DATA LISTING:
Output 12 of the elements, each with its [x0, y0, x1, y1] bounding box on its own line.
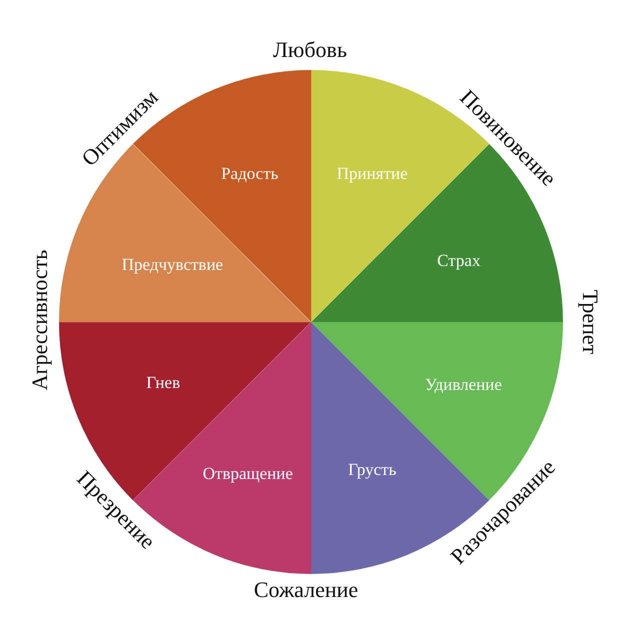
segment-label: Страх [437, 250, 480, 271]
outer-label: Сожаление [254, 577, 358, 603]
segment-label: Радость [221, 164, 278, 184]
segment-label: Отвращение [202, 464, 293, 484]
segment-label: Удивление [424, 375, 502, 396]
segment-label: Гнев [146, 373, 180, 394]
outer-label: Любовь [273, 37, 347, 63]
segment-label: Принятие [336, 164, 408, 184]
outer-label: Агрессивность [27, 250, 53, 390]
segment-label: Предчувствие [122, 254, 224, 275]
outer-label: Трепет [577, 290, 603, 354]
segment-label: Грусть [348, 460, 396, 480]
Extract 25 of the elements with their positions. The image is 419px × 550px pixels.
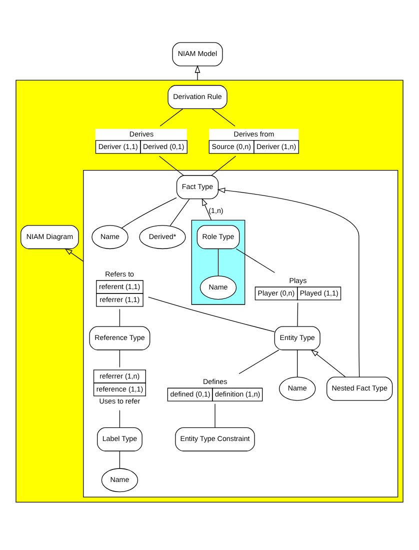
connector bbox=[297, 350, 298, 378]
cluster bbox=[191, 220, 246, 305]
connector bbox=[160, 108, 183, 126]
connector bbox=[212, 108, 236, 126]
arrow bbox=[202, 198, 212, 221]
connector bbox=[238, 350, 280, 374]
connector bbox=[214, 404, 216, 428]
arrow bbox=[217, 188, 360, 378]
connector bbox=[119, 308, 120, 327]
cluster bbox=[83, 170, 398, 498]
connector bbox=[218, 248, 219, 276]
arrow bbox=[310, 349, 346, 378]
connector bbox=[119, 410, 120, 428]
connector bbox=[158, 156, 184, 176]
arrow bbox=[194, 65, 200, 81]
cluster bbox=[16, 80, 404, 503]
connector bbox=[119, 450, 120, 469]
connector bbox=[211, 156, 236, 176]
connector bbox=[297, 302, 298, 327]
connector bbox=[121, 197, 177, 228]
connector bbox=[148, 296, 275, 332]
arrow bbox=[64, 248, 84, 262]
connector bbox=[170, 198, 190, 226]
connector bbox=[236, 248, 276, 273]
connector bbox=[119, 350, 120, 368]
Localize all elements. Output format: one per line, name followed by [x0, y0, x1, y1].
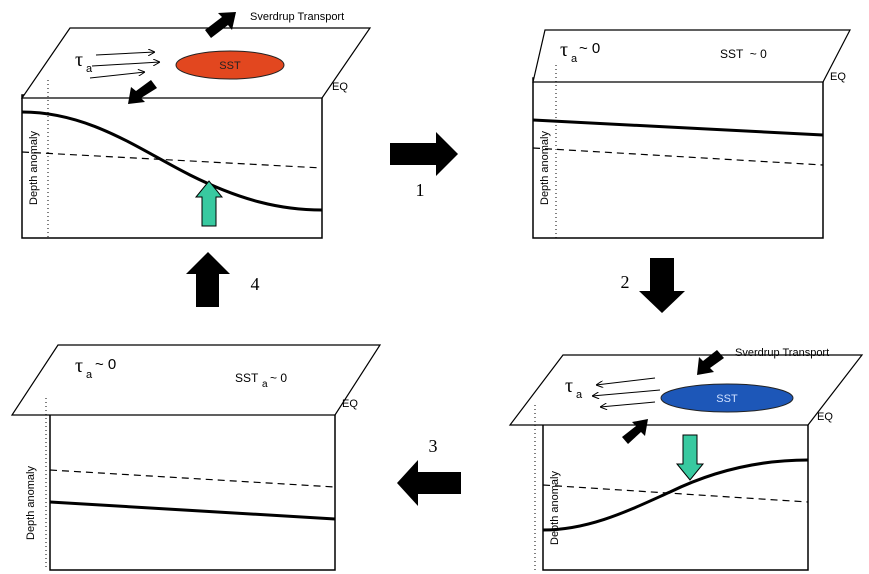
cool-sst-oval — [660, 383, 794, 413]
eq-label: EQ — [817, 411, 833, 423]
sverdrup-label: Sverdrup Transport — [250, 11, 344, 23]
step-label-4: 4 — [251, 274, 260, 294]
ocean-box — [532, 77, 824, 239]
reference-depth-dashed — [21, 151, 323, 169]
ocean-box — [542, 419, 809, 571]
downwelling-arrow-icon — [675, 434, 705, 481]
ocean-box — [49, 409, 336, 571]
eq-label: EQ — [332, 81, 348, 93]
step-arrow-left-icon — [397, 460, 461, 506]
wind-stress-arrows — [89, 52, 160, 79]
tau-symbol: τ — [75, 49, 83, 71]
sst-value: SST ~ 0 — [720, 47, 767, 61]
panel-1: SST τ a Sverdrup Transport EQ Depth anom… — [20, 11, 372, 239]
thermocline-curve — [542, 458, 809, 532]
sverdrup-arrow-in-icon — [697, 350, 724, 375]
thermocline-curve — [21, 110, 323, 212]
sverdrup-arrow-down-icon — [128, 80, 157, 104]
tau-symbol: τ — [560, 39, 568, 61]
depth-axis-label: Depth anomaly — [539, 131, 551, 205]
tau-value: ~ 0 — [579, 40, 600, 57]
depth-axis-label: Depth anomaly — [25, 466, 37, 540]
reference-depth-dashed — [532, 147, 824, 166]
surface-plane — [532, 29, 851, 83]
tau-subscript: a — [571, 53, 578, 65]
sst-main: SST — [235, 371, 259, 385]
thermocline-line — [532, 118, 824, 137]
tau-symbol: τ — [565, 375, 573, 397]
tau-value: ~ 0 — [95, 356, 116, 373]
step-label-3: 3 — [429, 436, 438, 456]
sst-oval-label: SST — [219, 60, 241, 72]
sst-value: ~ 0 — [270, 371, 287, 385]
eq-label: EQ — [830, 71, 846, 83]
tau-subscript: a — [86, 63, 93, 75]
thermocline-line — [49, 500, 336, 521]
step-arrow-right-icon — [390, 132, 458, 176]
tau-subscript: a — [576, 389, 583, 401]
step-arrow-up-icon — [186, 252, 230, 307]
surface-plane — [10, 344, 382, 416]
panel-4: τ a ~ 0 SST a ~ 0 EQ Depth anomaly — [10, 344, 382, 571]
reference-depth-dashed — [542, 484, 809, 503]
step-label-1: 1 — [416, 180, 425, 200]
upwelling-arrow-icon — [194, 180, 224, 227]
wind-stress-arrows — [592, 377, 661, 407]
eq-label: EQ — [342, 398, 358, 410]
sst-subscript: a — [262, 379, 268, 390]
step-arrow-down-icon — [639, 258, 685, 313]
tau-symbol: τ — [75, 355, 83, 377]
tau-subscript: a — [86, 369, 93, 381]
panel-3: SST τ a Sverdrup Transport EQ Depth anom… — [508, 347, 864, 571]
depth-axis-label: Depth anomaly — [28, 131, 40, 205]
sst-oval-label: SST — [716, 393, 738, 405]
panel-2: τ a ~ 0 SST ~ 0 EQ Depth anomaly — [532, 29, 851, 239]
depth-axis-label: Depth anomaly — [549, 471, 561, 545]
sverdrup-arrow-up-icon — [205, 12, 236, 38]
step-label-2: 2 — [621, 272, 630, 292]
sverdrup-arrow-out-icon — [622, 419, 648, 444]
warm-sst-oval — [175, 50, 285, 80]
sverdrup-label: Sverdrup Transport — [735, 347, 829, 359]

STATED TASK: Output the lines in the stretch from the one containing "connector bbox=[297, 350, 298, 378]" through the one containing "Localize all elements.", both included, as a Markdown table with the columns Row and Line. Number the rows in order, and leave out any blank lines.

EXPECTED ANSWER:
| Row | Line |
|---|---|
| 1 | connector bbox=[297, 350, 298, 378] |
| 2 | cluster bbox=[191, 220, 246, 305] |
| 3 | connector bbox=[160, 108, 183, 126] |
| 4 | connector bbox=[212, 108, 236, 126] |
| 5 | arrow bbox=[202, 198, 212, 221] |
| 6 | connector bbox=[238, 350, 280, 374] |
| 7 | connector bbox=[214, 404, 216, 428] |
| 8 | arrow bbox=[217, 188, 360, 378] |
| 9 | connector bbox=[119, 308, 120, 327] |
| 10 | cluster bbox=[83, 170, 398, 498] |
| 11 | connector bbox=[218, 248, 219, 276] |
| 12 | arrow bbox=[310, 349, 346, 378] |
| 13 | connector bbox=[119, 410, 120, 428] |
| 14 | connector bbox=[158, 156, 184, 176] |
| 15 | arrow bbox=[194, 65, 200, 81] |
| 16 | cluster bbox=[16, 80, 404, 503] |
| 17 | connector bbox=[119, 450, 120, 469] |
| 18 | connector bbox=[211, 156, 236, 176] |
| 19 | connector bbox=[297, 302, 298, 327] |
| 20 | connector bbox=[121, 197, 177, 228] |
| 21 | connector bbox=[148, 296, 275, 332] |
| 22 | arrow bbox=[64, 248, 84, 262] |
| 23 | connector bbox=[170, 198, 190, 226] |
| 24 | connector bbox=[236, 248, 276, 273] |
| 25 | connector bbox=[119, 350, 120, 368] |
| 26 | Localize all elements. Output format: one per line, name followed by [x0, y0, x1, y1]. |